• EXERCISE DESCRIPTION: Transcribe each line of the material as it is, and drop any picture.

• RECORDED DATA:

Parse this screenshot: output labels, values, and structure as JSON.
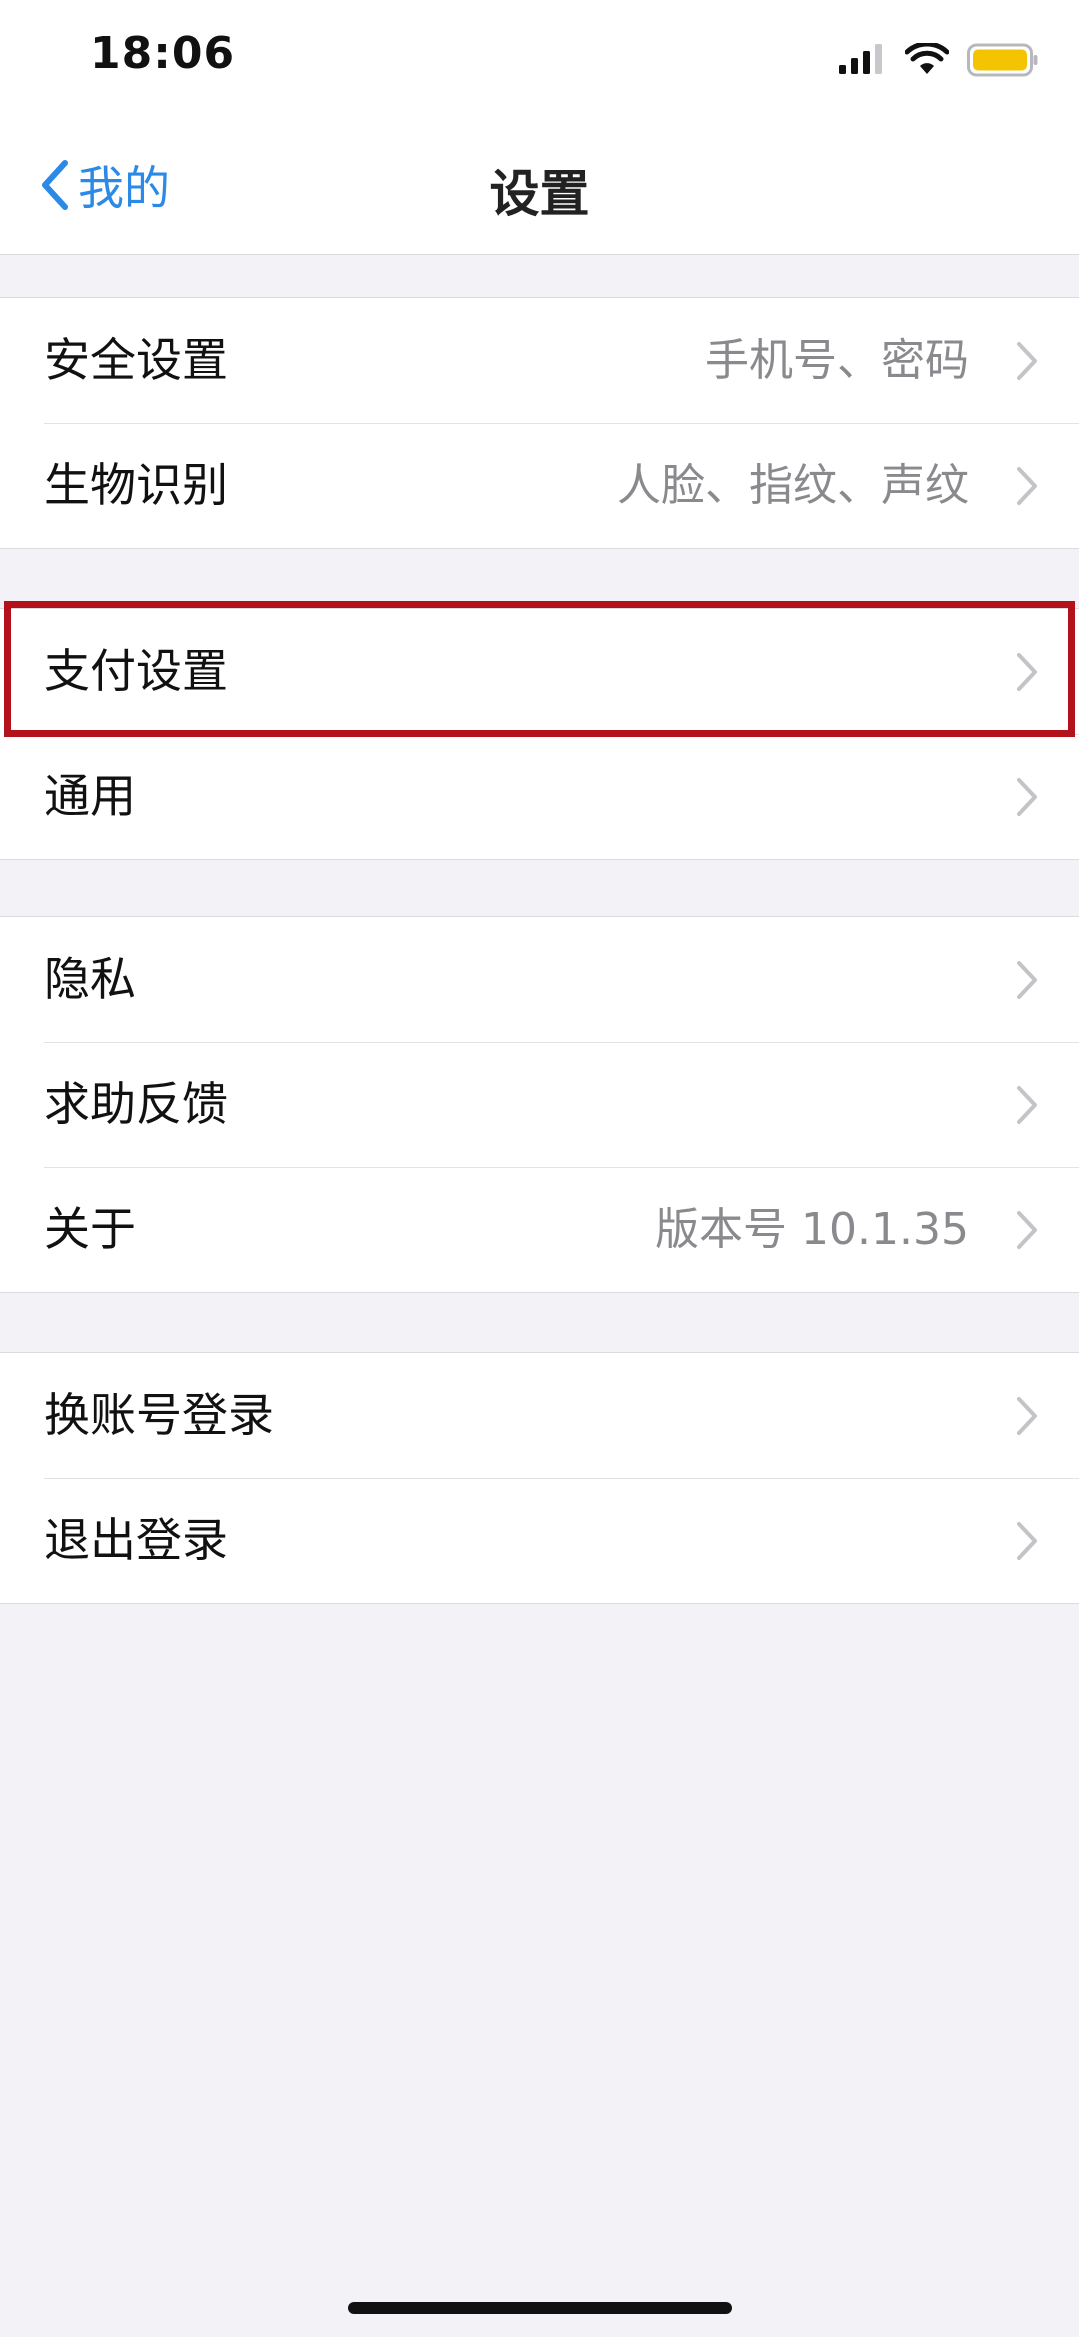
{
  "status_bar": {
    "time": "18:06"
  },
  "nav": {
    "back_label": "我的",
    "title": "设置"
  },
  "groups": [
    {
      "rows": [
        {
          "label": "安全设置",
          "value": "手机号、密码"
        },
        {
          "label": "生物识别",
          "value": "人脸、指纹、声纹"
        }
      ]
    },
    {
      "rows": [
        {
          "label": "支付设置",
          "value": ""
        },
        {
          "label": "通用",
          "value": ""
        }
      ]
    },
    {
      "rows": [
        {
          "label": "隐私",
          "value": ""
        },
        {
          "label": "求助反馈",
          "value": ""
        },
        {
          "label": "关于",
          "value": "版本号 10.1.35"
        }
      ]
    },
    {
      "rows": [
        {
          "label": "换账号登录",
          "value": ""
        },
        {
          "label": "退出登录",
          "value": ""
        }
      ]
    }
  ],
  "colors": {
    "accent": "#2a8ae6",
    "highlight_border": "#b3121c",
    "battery": "#f5c400"
  }
}
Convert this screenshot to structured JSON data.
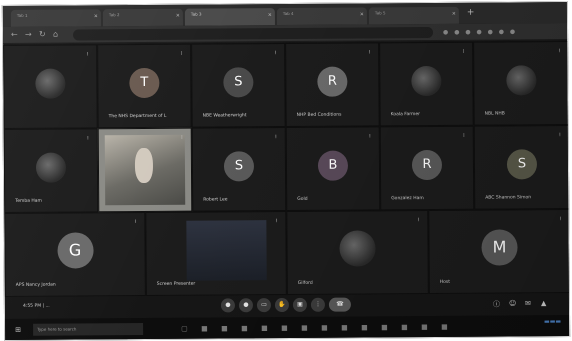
{
  "browser": {
    "tabs": [
      {
        "label": "Tab 1"
      },
      {
        "label": "Tab 2"
      },
      {
        "label": "Tab 3"
      },
      {
        "label": "Tab 4"
      },
      {
        "label": "Tab 5"
      }
    ],
    "address": ""
  },
  "participants": [
    {
      "name": "",
      "initial": "",
      "color": "#5a5a5a"
    },
    {
      "name": "The NHS Department of L",
      "initial": "T",
      "color": "#6a5a50"
    },
    {
      "name": "NBE Weatherwright",
      "initial": "S",
      "color": "#4a4a4a"
    },
    {
      "name": "NHP Bed Conditions",
      "initial": "R",
      "color": "#6a6a6a"
    },
    {
      "name": "Koala Farmer",
      "initial": "",
      "color": "#3a3a3a"
    },
    {
      "name": "NBL NHB",
      "initial": "",
      "color": "#5a5a5a"
    },
    {
      "name": "Temba Ham",
      "initial": "",
      "color": "#6a5a4a"
    },
    {
      "name": "",
      "initial": "",
      "color": "#8a8a85"
    },
    {
      "name": "Robert Lee",
      "initial": "S",
      "color": "#5a5a5a"
    },
    {
      "name": "Gold",
      "initial": "B",
      "color": "#5a4a5a"
    },
    {
      "name": "Gonzalez Ham",
      "initial": "R",
      "color": "#5a5a5a"
    },
    {
      "name": "ABC Shannon Simon",
      "initial": "S",
      "color": "#5a5a4a"
    },
    {
      "name": "APS Nancy Jordan",
      "initial": "G",
      "color": "#6a6a6a"
    },
    {
      "name": "Screen Presenter",
      "initial": "",
      "color": "#3a3a3a"
    },
    {
      "name": "Gilford",
      "initial": "",
      "color": "#8a8a8a"
    },
    {
      "name": "Host",
      "initial": "M",
      "color": "#5a5a5a"
    }
  ],
  "meeting": {
    "info": "4:55 PM | ..."
  },
  "taskbar": {
    "search_placeholder": "Type here to search"
  }
}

• RESULT FOR THIS EXERCISE:
Parse this screenshot: output labels, values, and structure as JSON.
{
  "status_bar": {
    "time": "18:06"
  },
  "nav": {
    "back_label": "我的",
    "title": "设置"
  },
  "groups": [
    {
      "rows": [
        {
          "label": "安全设置",
          "value": "手机号、密码"
        },
        {
          "label": "生物识别",
          "value": "人脸、指纹、声纹"
        }
      ]
    },
    {
      "rows": [
        {
          "label": "支付设置",
          "value": ""
        },
        {
          "label": "通用",
          "value": ""
        }
      ]
    },
    {
      "rows": [
        {
          "label": "隐私",
          "value": ""
        },
        {
          "label": "求助反馈",
          "value": ""
        },
        {
          "label": "关于",
          "value": "版本号 10.1.35"
        }
      ]
    },
    {
      "rows": [
        {
          "label": "换账号登录",
          "value": ""
        },
        {
          "label": "退出登录",
          "value": ""
        }
      ]
    }
  ],
  "colors": {
    "accent": "#2a8ae6",
    "highlight_border": "#b3121c",
    "battery": "#f5c400"
  }
}
Convert this screenshot to structured JSON data.
{
  "browser": {
    "tabs": [
      {
        "label": "Tab 1"
      },
      {
        "label": "Tab 2"
      },
      {
        "label": "Tab 3"
      },
      {
        "label": "Tab 4"
      },
      {
        "label": "Tab 5"
      }
    ],
    "address": ""
  },
  "participants": [
    {
      "name": "",
      "initial": "",
      "color": "#5a5a5a"
    },
    {
      "name": "The NHS Department of L",
      "initial": "T",
      "color": "#6a5a50"
    },
    {
      "name": "NBE Weatherwright",
      "initial": "S",
      "color": "#4a4a4a"
    },
    {
      "name": "NHP Bed Conditions",
      "initial": "R",
      "color": "#6a6a6a"
    },
    {
      "name": "Koala Farmer",
      "initial": "",
      "color": "#3a3a3a"
    },
    {
      "name": "NBL NHB",
      "initial": "",
      "color": "#5a5a5a"
    },
    {
      "name": "Temba Ham",
      "initial": "",
      "color": "#6a5a4a"
    },
    {
      "name": "",
      "initial": "",
      "color": "#8a8a85"
    },
    {
      "name": "Robert Lee",
      "initial": "S",
      "color": "#5a5a5a"
    },
    {
      "name": "Gold",
      "initial": "B",
      "color": "#5a4a5a"
    },
    {
      "name": "Gonzalez Ham",
      "initial": "R",
      "color": "#5a5a5a"
    },
    {
      "name": "ABC Shannon Simon",
      "initial": "S",
      "color": "#5a5a4a"
    },
    {
      "name": "APS Nancy Jordan",
      "initial": "G",
      "color": "#6a6a6a"
    },
    {
      "name": "Screen Presenter",
      "initial": "",
      "color": "#3a3a3a"
    },
    {
      "name": "Gilford",
      "initial": "",
      "color": "#8a8a8a"
    },
    {
      "name": "Host",
      "initial": "M",
      "color": "#5a5a5a"
    }
  ],
  "meeting": {
    "info": "4:55 PM | ..."
  },
  "taskbar": {
    "search_placeholder": "Type here to search"
  }
}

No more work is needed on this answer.